Dataset records:
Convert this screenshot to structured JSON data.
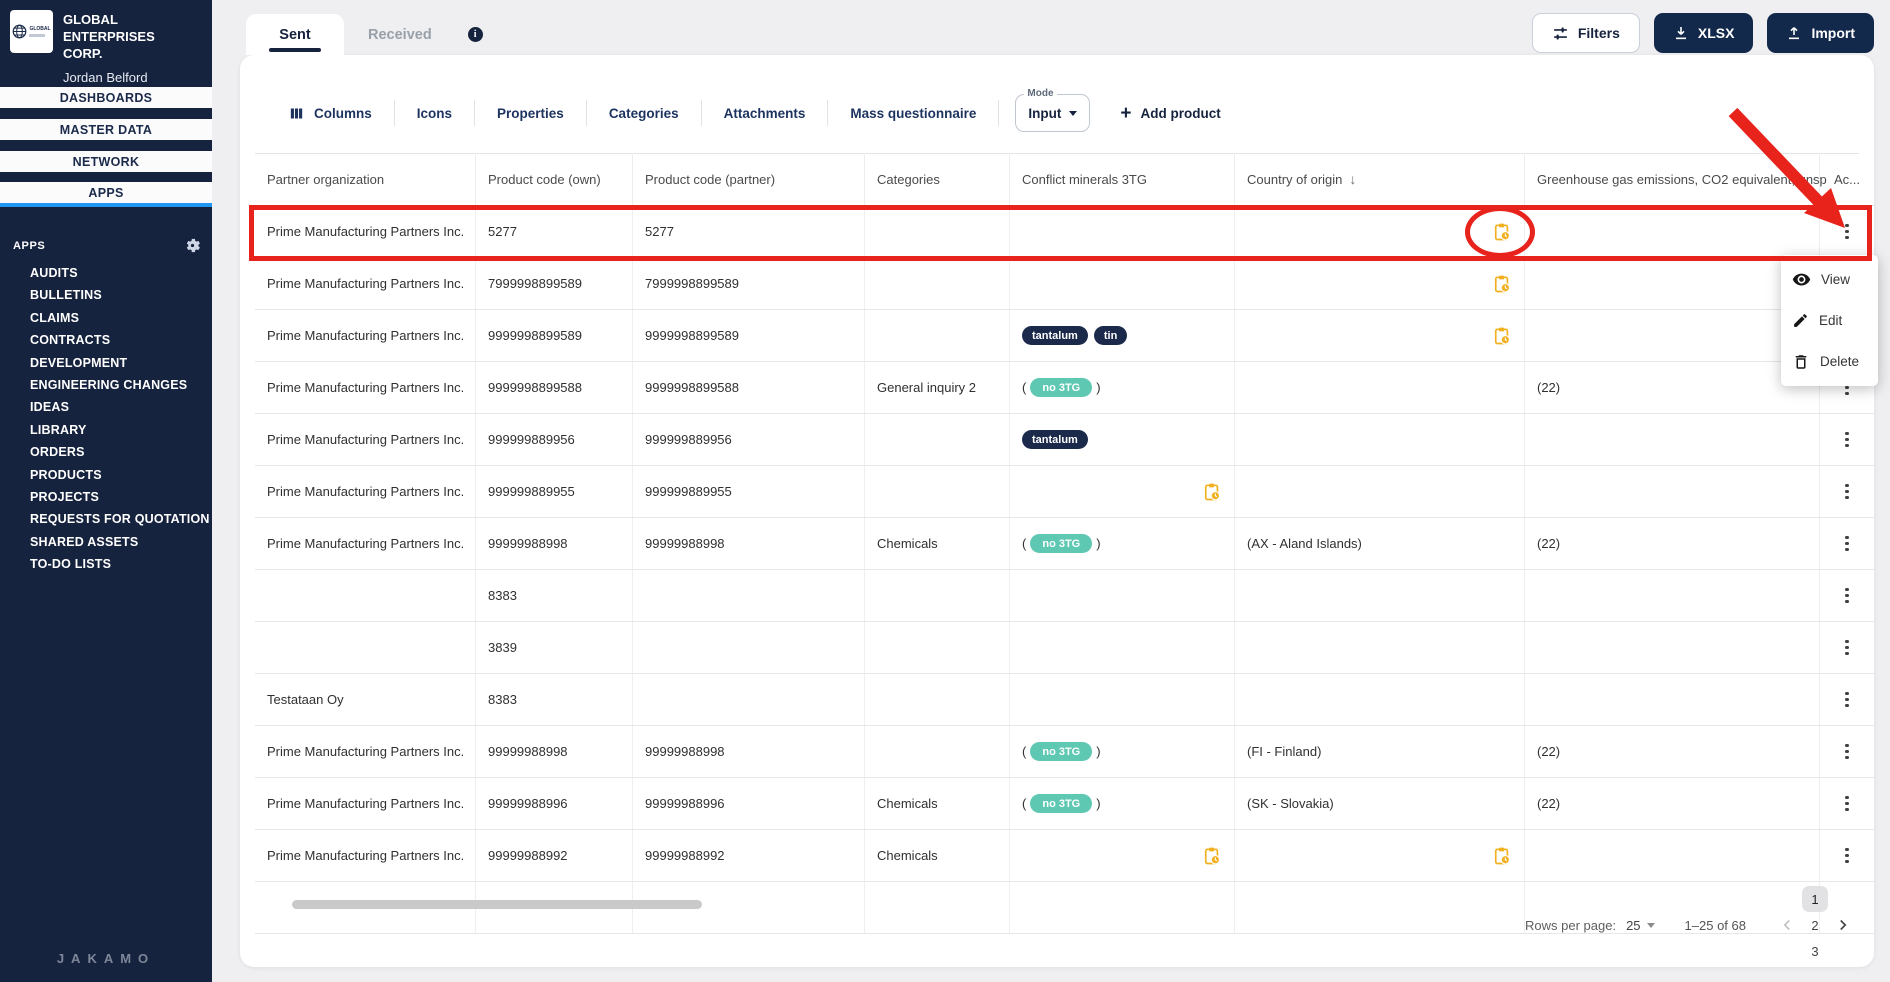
{
  "colors": {
    "sidebar_navy": "#16233e",
    "button_navy": "#13294b",
    "badge_navy": "#1b2a4a",
    "badge_teal": "#5ec8b2",
    "pending_amber": "#f2b01e",
    "annotation_red": "#e8231c",
    "active_tab_underline": "#2196f3"
  },
  "sidebar": {
    "logo_text": "GLOBAL",
    "company_line1": "GLOBAL ENTERPRISES",
    "company_line2": "CORP.",
    "user": "Jordan Belford",
    "nav_items": [
      {
        "label": "DASHBOARDS",
        "active": false
      },
      {
        "label": "MASTER DATA",
        "active": false
      },
      {
        "label": "NETWORK",
        "active": false
      },
      {
        "label": "APPS",
        "active": true
      }
    ],
    "apps_header": "APPS",
    "apps": [
      "AUDITS",
      "BULLETINS",
      "CLAIMS",
      "CONTRACTS",
      "DEVELOPMENT",
      "ENGINEERING CHANGES",
      "IDEAS",
      "LIBRARY",
      "ORDERS",
      "PRODUCTS",
      "PROJECTS",
      "REQUESTS FOR QUOTATION",
      "SHARED ASSETS",
      "TO-DO LISTS"
    ],
    "brand": "JAKAMO"
  },
  "tabs": {
    "sent": "Sent",
    "received": "Received"
  },
  "top_actions": {
    "filters": "Filters",
    "xlsx": "XLSX",
    "import": "Import"
  },
  "toolbar": {
    "items": [
      {
        "label": "Columns",
        "icon": "columns-icon"
      },
      {
        "label": "Icons"
      },
      {
        "label": "Properties"
      },
      {
        "label": "Categories"
      },
      {
        "label": "Attachments"
      },
      {
        "label": "Mass questionnaire"
      }
    ],
    "mode_label": "Mode",
    "mode_value": "Input",
    "add_product": "Add product"
  },
  "table": {
    "headers": [
      {
        "label": "Partner organization"
      },
      {
        "label": "Product code (own)"
      },
      {
        "label": "Product code (partner)"
      },
      {
        "label": "Categories"
      },
      {
        "label": "Conflict minerals 3TG"
      },
      {
        "label": "Country of origin",
        "sort": "desc"
      },
      {
        "label": "Greenhouse gas emissions, CO2 equivalent, unsp"
      },
      {
        "label": "Ac..."
      }
    ],
    "rows": [
      {
        "org": "Prime Manufacturing Partners Inc.",
        "own": "5277",
        "partner": "5277",
        "cat": "",
        "minerals": {
          "type": "none"
        },
        "country": "",
        "country_icon": true,
        "ghg": ""
      },
      {
        "org": "Prime Manufacturing Partners Inc.",
        "own": "7999998899589",
        "partner": "7999998899589",
        "cat": "",
        "minerals": {
          "type": "none"
        },
        "country": "",
        "country_icon": true,
        "ghg": ""
      },
      {
        "org": "Prime Manufacturing Partners Inc.",
        "own": "9999998899589",
        "partner": "9999998899589",
        "cat": "",
        "minerals": {
          "type": "badges",
          "badges": [
            "tantalum",
            "tin"
          ]
        },
        "country": "",
        "country_icon": true,
        "ghg": ""
      },
      {
        "org": "Prime Manufacturing Partners Inc.",
        "own": "9999998899588",
        "partner": "9999998899588",
        "cat": "General inquiry 2",
        "minerals": {
          "type": "no3tg",
          "label": "no 3TG"
        },
        "country": "",
        "country_icon": false,
        "ghg": "(22)"
      },
      {
        "org": "Prime Manufacturing Partners Inc.",
        "own": "999999889956",
        "partner": "999999889956",
        "cat": "",
        "minerals": {
          "type": "badges",
          "badges": [
            "tantalum"
          ]
        },
        "country": "",
        "country_icon": false,
        "ghg": ""
      },
      {
        "org": "Prime Manufacturing Partners Inc.",
        "own": "999999889955",
        "partner": "999999889955",
        "cat": "",
        "minerals": {
          "type": "icon"
        },
        "country": "",
        "country_icon": false,
        "ghg": ""
      },
      {
        "org": "Prime Manufacturing Partners Inc.",
        "own": "99999988998",
        "partner": "99999988998",
        "cat": "Chemicals",
        "minerals": {
          "type": "no3tg",
          "label": "no 3TG"
        },
        "country": "(AX - Aland Islands)",
        "country_icon": false,
        "ghg": "(22)"
      },
      {
        "org": "",
        "own": "8383",
        "partner": "",
        "cat": "",
        "minerals": {
          "type": "none"
        },
        "country": "",
        "country_icon": false,
        "ghg": ""
      },
      {
        "org": "",
        "own": "3839",
        "partner": "",
        "cat": "",
        "minerals": {
          "type": "none"
        },
        "country": "",
        "country_icon": false,
        "ghg": ""
      },
      {
        "org": "Testataan Oy",
        "own": "8383",
        "partner": "",
        "cat": "",
        "minerals": {
          "type": "none"
        },
        "country": "",
        "country_icon": false,
        "ghg": ""
      },
      {
        "org": "Prime Manufacturing Partners Inc.",
        "own": "99999988998",
        "partner": "99999988998",
        "cat": "",
        "minerals": {
          "type": "no3tg",
          "label": "no 3TG"
        },
        "country": "(FI - Finland)",
        "country_icon": false,
        "ghg": "(22)"
      },
      {
        "org": "Prime Manufacturing Partners Inc.",
        "own": "99999988996",
        "partner": "99999988996",
        "cat": "Chemicals",
        "minerals": {
          "type": "no3tg",
          "label": "no 3TG"
        },
        "country": "(SK - Slovakia)",
        "country_icon": false,
        "ghg": "(22)"
      },
      {
        "org": "Prime Manufacturing Partners Inc.",
        "own": "99999988992",
        "partner": "99999988992",
        "cat": "Chemicals",
        "minerals": {
          "type": "icon"
        },
        "country": "",
        "country_icon": true,
        "ghg": ""
      }
    ]
  },
  "context_menu": {
    "items": [
      {
        "label": "View",
        "icon": "eye-icon"
      },
      {
        "label": "Edit",
        "icon": "pencil-icon"
      },
      {
        "label": "Delete",
        "icon": "trash-icon"
      }
    ]
  },
  "pagination": {
    "rows_per_page_label": "Rows per page:",
    "rows_per_page_value": "25",
    "range": "1–25 of 68",
    "pages": [
      "1",
      "2",
      "3"
    ],
    "active_page": "1"
  }
}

What to do: The listing above must be printed again exactly, minus its pictures.

Written response:
Convert this screenshot to structured JSON data.
{
  "colors": {
    "sidebar_navy": "#16233e",
    "button_navy": "#13294b",
    "badge_navy": "#1b2a4a",
    "badge_teal": "#5ec8b2",
    "pending_amber": "#f2b01e",
    "annotation_red": "#e8231c",
    "active_tab_underline": "#2196f3"
  },
  "sidebar": {
    "logo_text": "GLOBAL",
    "company_line1": "GLOBAL ENTERPRISES",
    "company_line2": "CORP.",
    "user": "Jordan Belford",
    "nav_items": [
      {
        "label": "DASHBOARDS",
        "active": false
      },
      {
        "label": "MASTER DATA",
        "active": false
      },
      {
        "label": "NETWORK",
        "active": false
      },
      {
        "label": "APPS",
        "active": true
      }
    ],
    "apps_header": "APPS",
    "apps": [
      "AUDITS",
      "BULLETINS",
      "CLAIMS",
      "CONTRACTS",
      "DEVELOPMENT",
      "ENGINEERING CHANGES",
      "IDEAS",
      "LIBRARY",
      "ORDERS",
      "PRODUCTS",
      "PROJECTS",
      "REQUESTS FOR QUOTATION",
      "SHARED ASSETS",
      "TO-DO LISTS"
    ],
    "brand": "JAKAMO"
  },
  "tabs": {
    "sent": "Sent",
    "received": "Received"
  },
  "top_actions": {
    "filters": "Filters",
    "xlsx": "XLSX",
    "import": "Import"
  },
  "toolbar": {
    "items": [
      {
        "label": "Columns",
        "icon": "columns-icon"
      },
      {
        "label": "Icons"
      },
      {
        "label": "Properties"
      },
      {
        "label": "Categories"
      },
      {
        "label": "Attachments"
      },
      {
        "label": "Mass questionnaire"
      }
    ],
    "mode_label": "Mode",
    "mode_value": "Input",
    "add_product": "Add product"
  },
  "table": {
    "headers": [
      {
        "label": "Partner organization"
      },
      {
        "label": "Product code (own)"
      },
      {
        "label": "Product code (partner)"
      },
      {
        "label": "Categories"
      },
      {
        "label": "Conflict minerals 3TG"
      },
      {
        "label": "Country of origin",
        "sort": "desc"
      },
      {
        "label": "Greenhouse gas emissions, CO2 equivalent, unsp"
      },
      {
        "label": "Ac..."
      }
    ],
    "rows": [
      {
        "org": "Prime Manufacturing Partners Inc.",
        "own": "5277",
        "partner": "5277",
        "cat": "",
        "minerals": {
          "type": "none"
        },
        "country": "",
        "country_icon": true,
        "ghg": ""
      },
      {
        "org": "Prime Manufacturing Partners Inc.",
        "own": "7999998899589",
        "partner": "7999998899589",
        "cat": "",
        "minerals": {
          "type": "none"
        },
        "country": "",
        "country_icon": true,
        "ghg": ""
      },
      {
        "org": "Prime Manufacturing Partners Inc.",
        "own": "9999998899589",
        "partner": "9999998899589",
        "cat": "",
        "minerals": {
          "type": "badges",
          "badges": [
            "tantalum",
            "tin"
          ]
        },
        "country": "",
        "country_icon": true,
        "ghg": ""
      },
      {
        "org": "Prime Manufacturing Partners Inc.",
        "own": "9999998899588",
        "partner": "9999998899588",
        "cat": "General inquiry 2",
        "minerals": {
          "type": "no3tg",
          "label": "no 3TG"
        },
        "country": "",
        "country_icon": false,
        "ghg": "(22)"
      },
      {
        "org": "Prime Manufacturing Partners Inc.",
        "own": "999999889956",
        "partner": "999999889956",
        "cat": "",
        "minerals": {
          "type": "badges",
          "badges": [
            "tantalum"
          ]
        },
        "country": "",
        "country_icon": false,
        "ghg": ""
      },
      {
        "org": "Prime Manufacturing Partners Inc.",
        "own": "999999889955",
        "partner": "999999889955",
        "cat": "",
        "minerals": {
          "type": "icon"
        },
        "country": "",
        "country_icon": false,
        "ghg": ""
      },
      {
        "org": "Prime Manufacturing Partners Inc.",
        "own": "99999988998",
        "partner": "99999988998",
        "cat": "Chemicals",
        "minerals": {
          "type": "no3tg",
          "label": "no 3TG"
        },
        "country": "(AX - Aland Islands)",
        "country_icon": false,
        "ghg": "(22)"
      },
      {
        "org": "",
        "own": "8383",
        "partner": "",
        "cat": "",
        "minerals": {
          "type": "none"
        },
        "country": "",
        "country_icon": false,
        "ghg": ""
      },
      {
        "org": "",
        "own": "3839",
        "partner": "",
        "cat": "",
        "minerals": {
          "type": "none"
        },
        "country": "",
        "country_icon": false,
        "ghg": ""
      },
      {
        "org": "Testataan Oy",
        "own": "8383",
        "partner": "",
        "cat": "",
        "minerals": {
          "type": "none"
        },
        "country": "",
        "country_icon": false,
        "ghg": ""
      },
      {
        "org": "Prime Manufacturing Partners Inc.",
        "own": "99999988998",
        "partner": "99999988998",
        "cat": "",
        "minerals": {
          "type": "no3tg",
          "label": "no 3TG"
        },
        "country": "(FI - Finland)",
        "country_icon": false,
        "ghg": "(22)"
      },
      {
        "org": "Prime Manufacturing Partners Inc.",
        "own": "99999988996",
        "partner": "99999988996",
        "cat": "Chemicals",
        "minerals": {
          "type": "no3tg",
          "label": "no 3TG"
        },
        "country": "(SK - Slovakia)",
        "country_icon": false,
        "ghg": "(22)"
      },
      {
        "org": "Prime Manufacturing Partners Inc.",
        "own": "99999988992",
        "partner": "99999988992",
        "cat": "Chemicals",
        "minerals": {
          "type": "icon"
        },
        "country": "",
        "country_icon": true,
        "ghg": ""
      }
    ]
  },
  "context_menu": {
    "items": [
      {
        "label": "View",
        "icon": "eye-icon"
      },
      {
        "label": "Edit",
        "icon": "pencil-icon"
      },
      {
        "label": "Delete",
        "icon": "trash-icon"
      }
    ]
  },
  "pagination": {
    "rows_per_page_label": "Rows per page:",
    "rows_per_page_value": "25",
    "range": "1–25 of 68",
    "pages": [
      "1",
      "2",
      "3"
    ],
    "active_page": "1"
  }
}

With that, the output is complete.